* _Directions_: Make an exact copy of all the entries below, with the pictures left out.

↓

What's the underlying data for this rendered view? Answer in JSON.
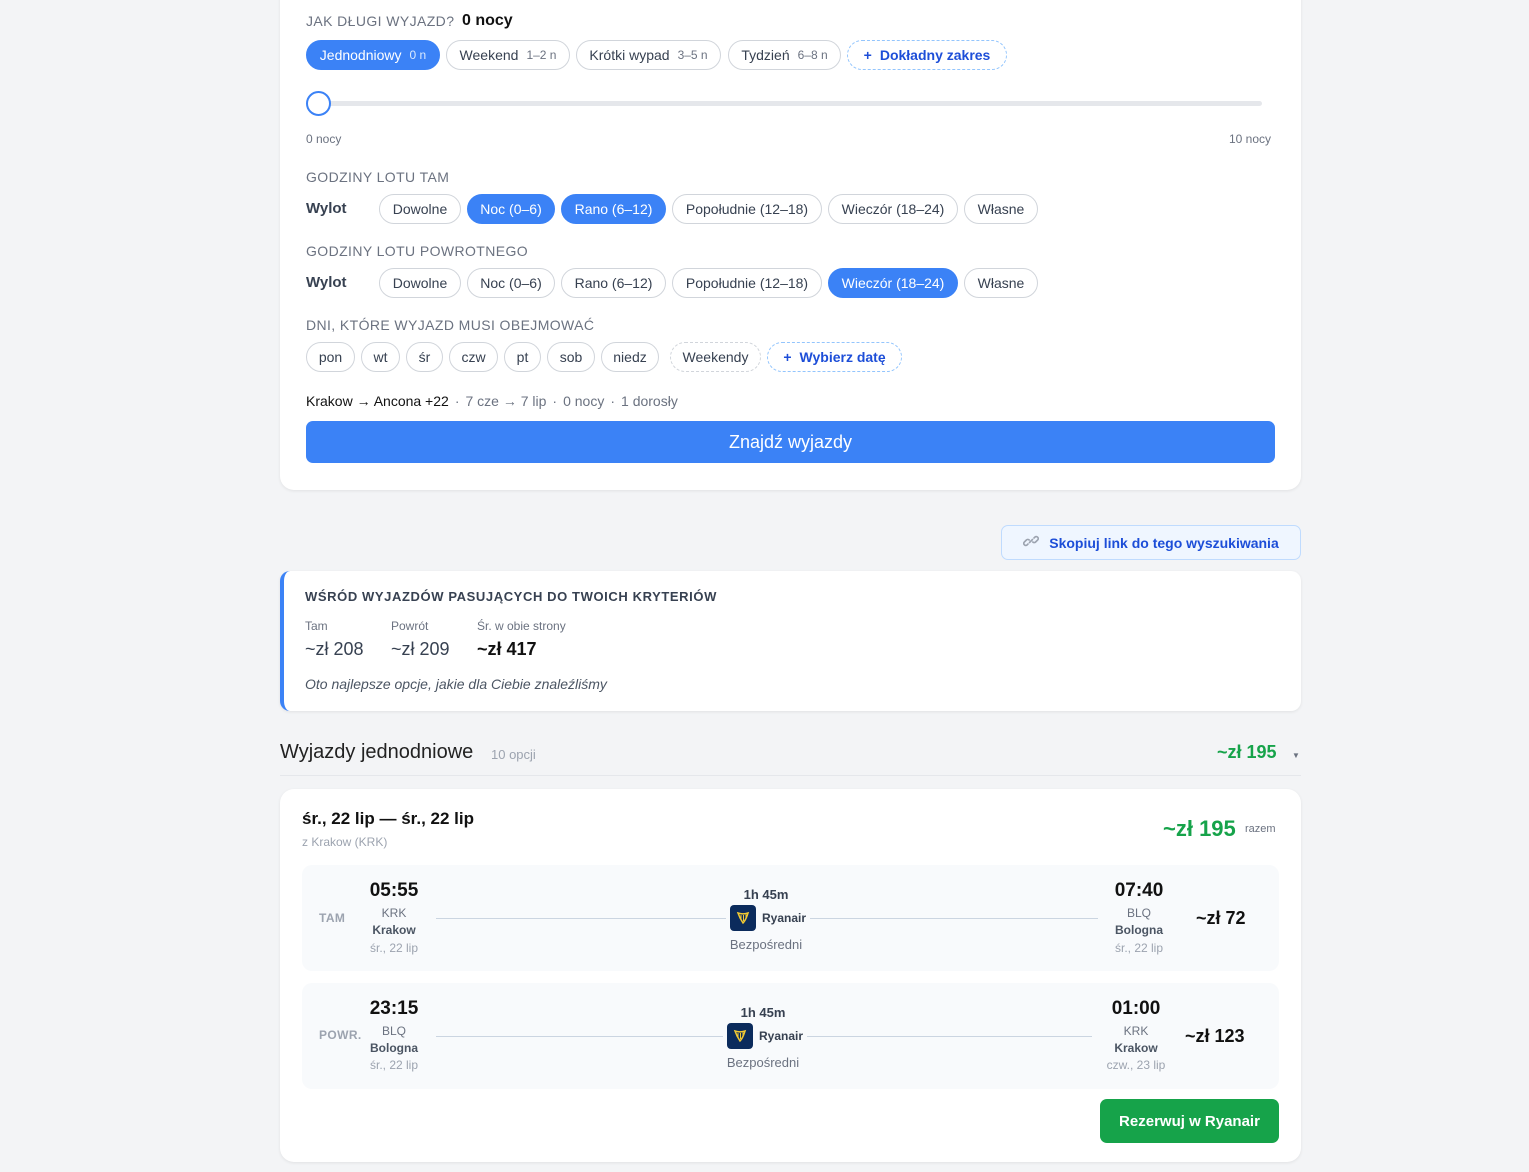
{
  "duration": {
    "label": "JAK DŁUGI WYJAZD?",
    "value": "0 nocy",
    "presets": [
      {
        "label": "Jednodniowy",
        "sub": "0 n"
      },
      {
        "label": "Weekend",
        "sub": "1–2 n"
      },
      {
        "label": "Krótki wypad",
        "sub": "3–5 n"
      },
      {
        "label": "Tydzień",
        "sub": "6–8 n"
      }
    ],
    "exact_range": "Dokładny zakres",
    "slider": {
      "min_label": "0 nocy",
      "max_label": "10 nocy",
      "value": 0,
      "min": 0,
      "max": 10
    }
  },
  "outbound_hours": {
    "label": "GODZINY LOTU TAM",
    "row_label": "Wylot",
    "options": [
      "Dowolne",
      "Noc (0–6)",
      "Rano (6–12)",
      "Popołudnie (12–18)",
      "Wieczór (18–24)",
      "Własne"
    ]
  },
  "return_hours": {
    "label": "GODZINY LOTU POWROTNEGO",
    "row_label": "Wylot",
    "options": [
      "Dowolne",
      "Noc (0–6)",
      "Rano (6–12)",
      "Popołudnie (12–18)",
      "Wieczór (18–24)",
      "Własne"
    ]
  },
  "days": {
    "label": "DNI, KTÓRE WYJAZD MUSI OBEJMOWAĆ",
    "options": [
      "pon",
      "wt",
      "śr",
      "czw",
      "pt",
      "sob",
      "niedz"
    ],
    "weekends": "Weekendy",
    "pick_date": "Wybierz datę"
  },
  "summary": {
    "route": "Krakow → Ancona +22",
    "dates": "7 cze → 7 lip",
    "nights": "0 nocy",
    "pax": "1 dorosły"
  },
  "find_button": "Znajdź wyjazdy",
  "copy_link": "Skopiuj link do tego wyszukiwania",
  "stats": {
    "title": "WŚRÓD WYJAZDÓW PASUJĄCYCH DO TWOICH KRYTERIÓW",
    "outbound_label": "Tam",
    "outbound_value": "~zł 208",
    "return_label": "Powrót",
    "return_value": "~zł 209",
    "avg_label": "Śr. w obie strony",
    "avg_value": "~zł 417",
    "note": "Oto najlepsze opcje, jakie dla Ciebie znaleźliśmy"
  },
  "group": {
    "title": "Wyjazdy jednodniowe",
    "count": "10 opcji",
    "price": "~zł 195",
    "caret": "▼"
  },
  "trip": {
    "dates": "śr., 22 lip — śr., 22 lip",
    "from": "z Krakow (KRK)",
    "price": "~zł 195",
    "price_suffix": "razem",
    "legs": [
      {
        "dir": "TAM",
        "dep_time": "05:55",
        "dep_code": "KRK",
        "dep_city": "Krakow",
        "dep_date": "śr., 22 lip",
        "duration": "1h 45m",
        "airline": "Ryanair",
        "stops": "Bezpośredni",
        "arr_time": "07:40",
        "arr_code": "BLQ",
        "arr_city": "Bologna",
        "arr_date": "śr., 22 lip",
        "price": "~zł 72"
      },
      {
        "dir": "POWR.",
        "dep_time": "23:15",
        "dep_code": "BLQ",
        "dep_city": "Bologna",
        "dep_date": "śr., 22 lip",
        "duration": "1h 45m",
        "airline": "Ryanair",
        "stops": "Bezpośredni",
        "arr_time": "01:00",
        "arr_code": "KRK",
        "arr_city": "Krakow",
        "arr_date": "czw., 23 lip",
        "price": "~zł 123"
      }
    ],
    "book_button": "Rezerwuj w Ryanair"
  },
  "colors": {
    "accent": "#3b82f6",
    "price_green": "#16a34a",
    "airline_logo": "#0b2b5c",
    "harp_gold": "#f1c933"
  },
  "icons": {
    "plus": "plus-icon",
    "link": "link-icon",
    "airline": "ryanair-harp-icon",
    "caret": "chevron-down-icon"
  }
}
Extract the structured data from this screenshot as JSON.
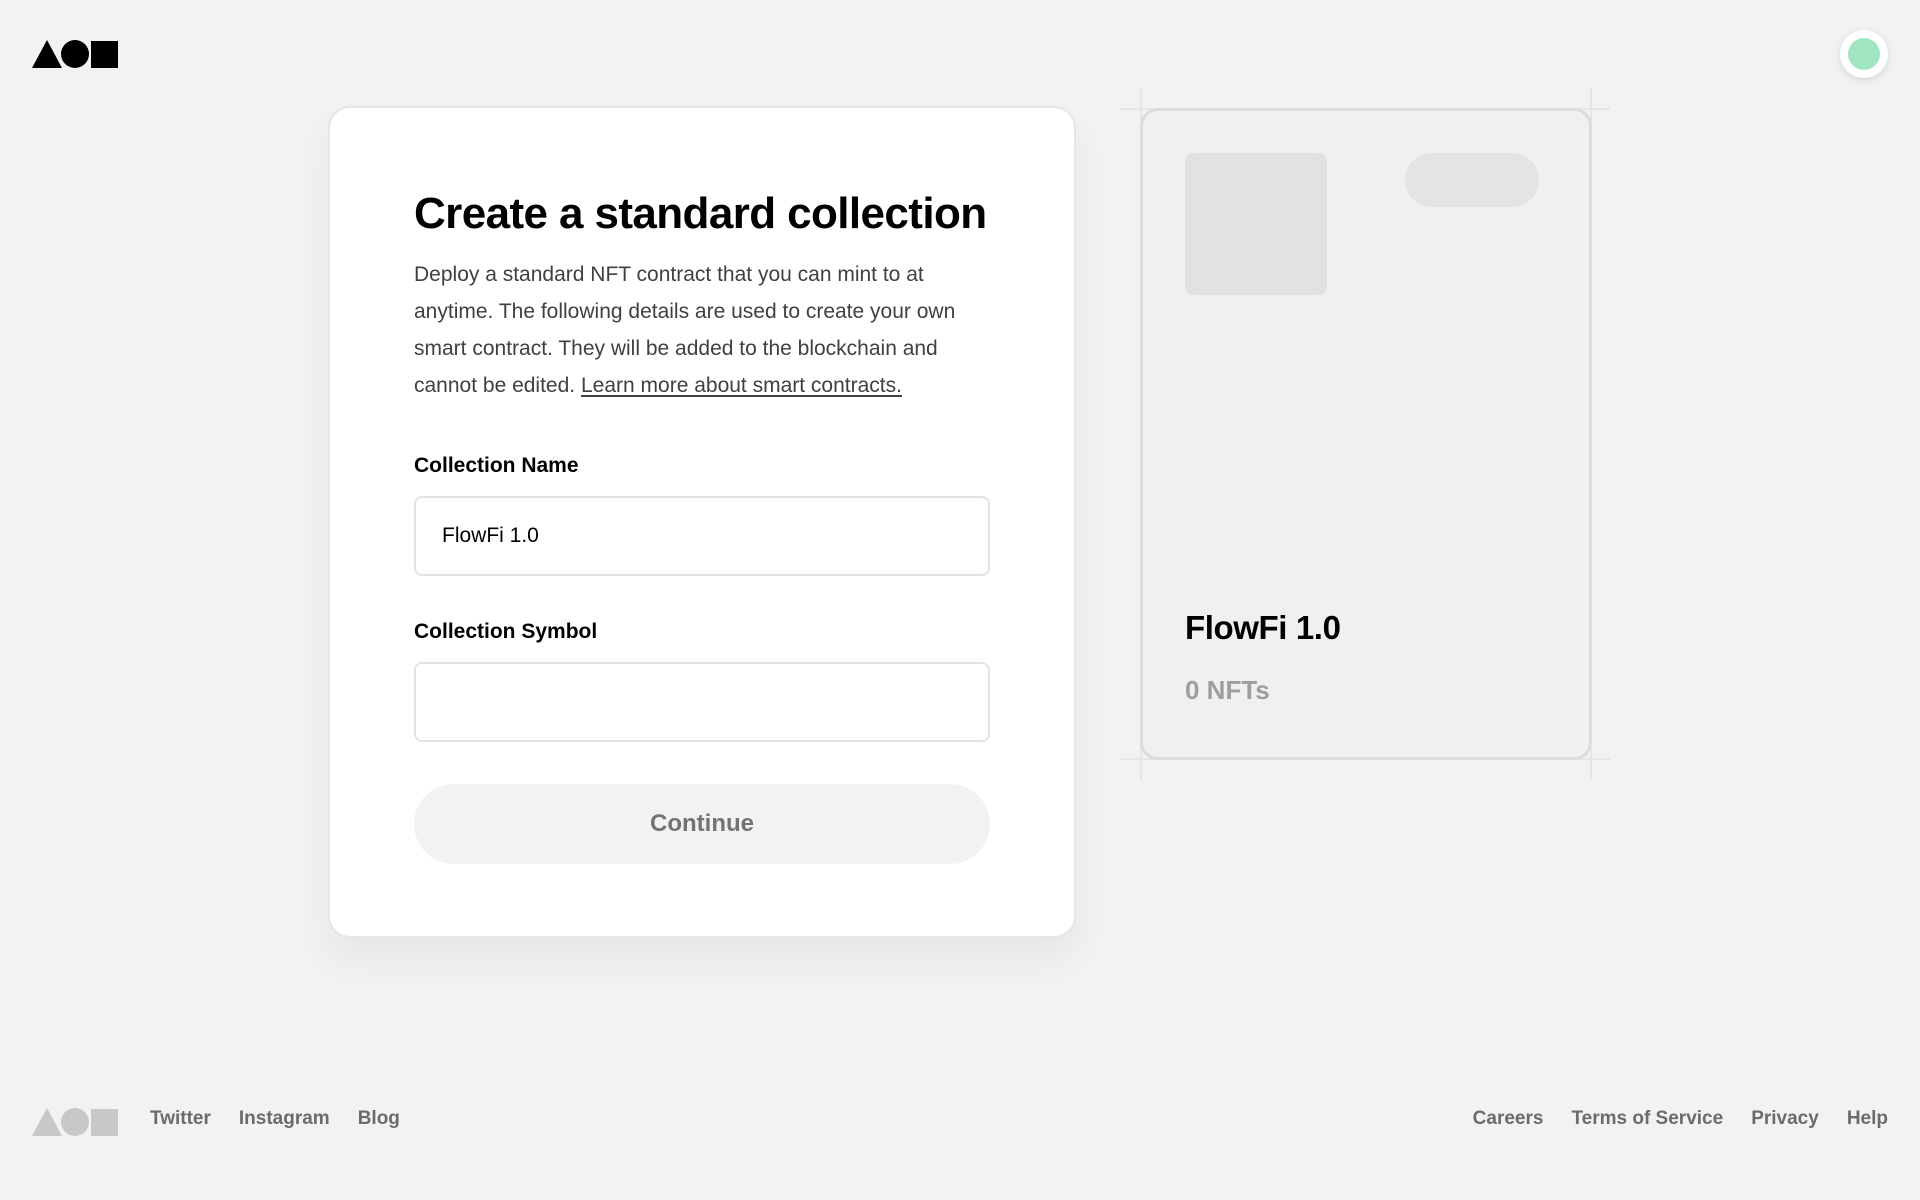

↑

* _The result_:
What's the underlying data for this rendered view? Answer in JSON.
{
  "duration": {
    "label": "JAK DŁUGI WYJAZD?",
    "value": "0 nocy",
    "presets": [
      {
        "label": "Jednodniowy",
        "sub": "0 n"
      },
      {
        "label": "Weekend",
        "sub": "1–2 n"
      },
      {
        "label": "Krótki wypad",
        "sub": "3–5 n"
      },
      {
        "label": "Tydzień",
        "sub": "6–8 n"
      }
    ],
    "exact_range": "Dokładny zakres",
    "slider": {
      "min_label": "0 nocy",
      "max_label": "10 nocy",
      "value": 0,
      "min": 0,
      "max": 10
    }
  },
  "outbound_hours": {
    "label": "GODZINY LOTU TAM",
    "row_label": "Wylot",
    "options": [
      "Dowolne",
      "Noc (0–6)",
      "Rano (6–12)",
      "Popołudnie (12–18)",
      "Wieczór (18–24)",
      "Własne"
    ]
  },
  "return_hours": {
    "label": "GODZINY LOTU POWROTNEGO",
    "row_label": "Wylot",
    "options": [
      "Dowolne",
      "Noc (0–6)",
      "Rano (6–12)",
      "Popołudnie (12–18)",
      "Wieczór (18–24)",
      "Własne"
    ]
  },
  "days": {
    "label": "DNI, KTÓRE WYJAZD MUSI OBEJMOWAĆ",
    "options": [
      "pon",
      "wt",
      "śr",
      "czw",
      "pt",
      "sob",
      "niedz"
    ],
    "weekends": "Weekendy",
    "pick_date": "Wybierz datę"
  },
  "summary": {
    "route": "Krakow → Ancona +22",
    "dates": "7 cze → 7 lip",
    "nights": "0 nocy",
    "pax": "1 dorosły"
  },
  "find_button": "Znajdź wyjazdy",
  "copy_link": "Skopiuj link do tego wyszukiwania",
  "stats": {
    "title": "WŚRÓD WYJAZDÓW PASUJĄCYCH DO TWOICH KRYTERIÓW",
    "outbound_label": "Tam",
    "outbound_value": "~zł 208",
    "return_label": "Powrót",
    "return_value": "~zł 209",
    "avg_label": "Śr. w obie strony",
    "avg_value": "~zł 417",
    "note": "Oto najlepsze opcje, jakie dla Ciebie znaleźliśmy"
  },
  "group": {
    "title": "Wyjazdy jednodniowe",
    "count": "10 opcji",
    "price": "~zł 195",
    "caret": "▼"
  },
  "trip": {
    "dates": "śr., 22 lip — śr., 22 lip",
    "from": "z Krakow (KRK)",
    "price": "~zł 195",
    "price_suffix": "razem",
    "legs": [
      {
        "dir": "TAM",
        "dep_time": "05:55",
        "dep_code": "KRK",
        "dep_city": "Krakow",
        "dep_date": "śr., 22 lip",
        "duration": "1h 45m",
        "airline": "Ryanair",
        "stops": "Bezpośredni",
        "arr_time": "07:40",
        "arr_code": "BLQ",
        "arr_city": "Bologna",
        "arr_date": "śr., 22 lip",
        "price": "~zł 72"
      },
      {
        "dir": "POWR.",
        "dep_time": "23:15",
        "dep_code": "BLQ",
        "dep_city": "Bologna",
        "dep_date": "śr., 22 lip",
        "duration": "1h 45m",
        "airline": "Ryanair",
        "stops": "Bezpośredni",
        "arr_time": "01:00",
        "arr_code": "KRK",
        "arr_city": "Krakow",
        "arr_date": "czw., 23 lip",
        "price": "~zł 123"
      }
    ],
    "book_button": "Rezerwuj w Ryanair"
  },
  "colors": {
    "accent": "#3b82f6",
    "price_green": "#16a34a",
    "airline_logo": "#0b2b5c",
    "harp_gold": "#f1c933"
  },
  "icons": {
    "plus": "plus-icon",
    "link": "link-icon",
    "airline": "ryanair-harp-icon",
    "caret": "chevron-down-icon"
  }
}
Extract the structured data from this screenshot as JSON.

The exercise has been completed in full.